TASK DETAILS: Your task is to copy each line that has the word "table".

RECORDS FOR THIS TASK:
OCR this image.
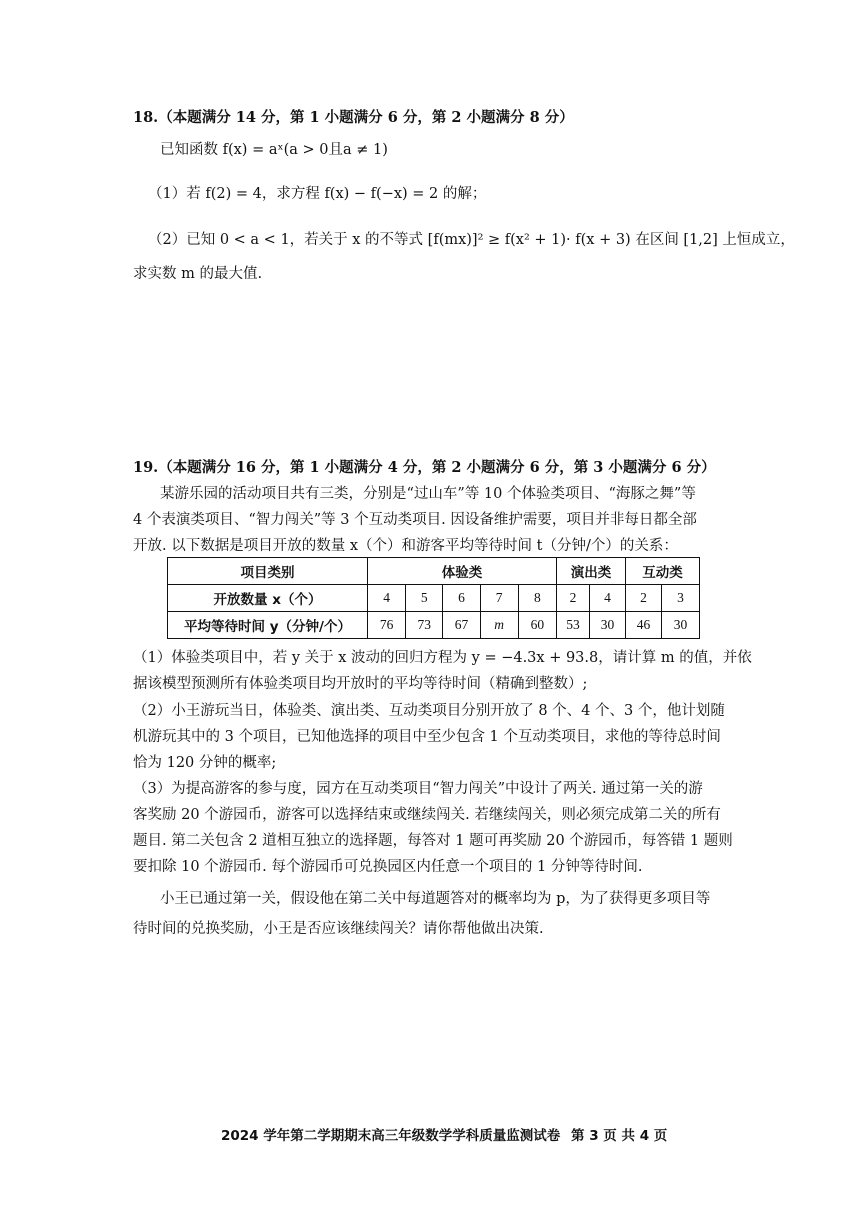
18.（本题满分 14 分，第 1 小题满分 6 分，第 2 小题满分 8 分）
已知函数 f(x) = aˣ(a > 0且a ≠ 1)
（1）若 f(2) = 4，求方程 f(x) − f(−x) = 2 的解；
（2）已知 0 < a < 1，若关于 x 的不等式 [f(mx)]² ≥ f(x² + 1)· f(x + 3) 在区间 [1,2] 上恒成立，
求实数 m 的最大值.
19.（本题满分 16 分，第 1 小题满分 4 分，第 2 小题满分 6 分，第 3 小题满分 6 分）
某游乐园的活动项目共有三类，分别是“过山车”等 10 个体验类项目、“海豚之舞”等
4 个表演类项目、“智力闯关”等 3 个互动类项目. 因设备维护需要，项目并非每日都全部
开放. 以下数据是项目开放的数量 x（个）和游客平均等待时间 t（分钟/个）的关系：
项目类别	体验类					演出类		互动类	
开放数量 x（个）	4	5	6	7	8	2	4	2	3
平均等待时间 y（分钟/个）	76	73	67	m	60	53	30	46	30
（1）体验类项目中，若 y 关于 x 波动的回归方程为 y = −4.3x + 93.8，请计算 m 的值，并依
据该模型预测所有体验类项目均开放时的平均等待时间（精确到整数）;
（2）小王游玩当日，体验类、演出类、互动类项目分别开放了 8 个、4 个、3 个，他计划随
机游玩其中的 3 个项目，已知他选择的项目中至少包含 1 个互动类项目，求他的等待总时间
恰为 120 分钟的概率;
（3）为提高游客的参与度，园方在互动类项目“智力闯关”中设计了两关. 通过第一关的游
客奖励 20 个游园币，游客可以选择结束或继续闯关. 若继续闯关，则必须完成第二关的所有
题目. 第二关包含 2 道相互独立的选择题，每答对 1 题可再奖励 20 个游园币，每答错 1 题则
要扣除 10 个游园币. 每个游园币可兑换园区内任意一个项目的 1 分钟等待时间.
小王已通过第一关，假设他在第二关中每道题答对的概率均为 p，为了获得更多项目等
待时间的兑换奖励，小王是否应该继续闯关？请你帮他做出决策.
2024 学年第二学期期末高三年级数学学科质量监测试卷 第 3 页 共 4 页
---
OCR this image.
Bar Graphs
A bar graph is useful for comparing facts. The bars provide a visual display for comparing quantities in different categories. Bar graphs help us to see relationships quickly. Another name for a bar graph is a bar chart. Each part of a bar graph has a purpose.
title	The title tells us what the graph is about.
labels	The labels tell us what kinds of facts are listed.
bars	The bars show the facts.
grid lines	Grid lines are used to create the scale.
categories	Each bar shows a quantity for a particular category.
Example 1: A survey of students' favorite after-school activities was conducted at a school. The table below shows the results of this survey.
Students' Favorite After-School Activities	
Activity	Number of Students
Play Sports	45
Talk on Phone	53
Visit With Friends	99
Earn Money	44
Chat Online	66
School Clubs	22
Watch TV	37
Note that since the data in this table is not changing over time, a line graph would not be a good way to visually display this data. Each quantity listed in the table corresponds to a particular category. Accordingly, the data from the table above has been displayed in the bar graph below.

TASK RESULT:
Example 1: A survey of students' favorite after-school activities was conducted at a school. The table below shows the results of this survey.
Note that since the data in this table is not changing over time, a line graph would not be a good way to visually display this data. Each quantity listed in the table corresponds to a particular category. Accordingly, the data from the table above has been displayed in the bar graph below.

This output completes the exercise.